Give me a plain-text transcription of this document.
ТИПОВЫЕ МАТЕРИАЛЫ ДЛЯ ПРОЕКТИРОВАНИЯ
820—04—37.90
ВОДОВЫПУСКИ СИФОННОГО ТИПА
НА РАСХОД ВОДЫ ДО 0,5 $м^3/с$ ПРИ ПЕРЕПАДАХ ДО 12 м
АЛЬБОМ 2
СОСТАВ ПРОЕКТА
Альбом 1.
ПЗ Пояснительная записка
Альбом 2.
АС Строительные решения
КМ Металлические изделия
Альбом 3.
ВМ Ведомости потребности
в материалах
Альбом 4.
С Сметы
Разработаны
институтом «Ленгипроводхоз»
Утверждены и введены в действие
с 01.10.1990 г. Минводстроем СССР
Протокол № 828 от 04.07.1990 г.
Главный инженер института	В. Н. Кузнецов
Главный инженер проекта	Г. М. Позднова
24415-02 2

----------------------------------------

> _Task description_
Pull out every line holding "Главный" from the records above, and copy it.

> _Answer for this exercise_
Главный инженер института	В. Н. Кузнецов
Главный инженер проекта	Г. М. Позднова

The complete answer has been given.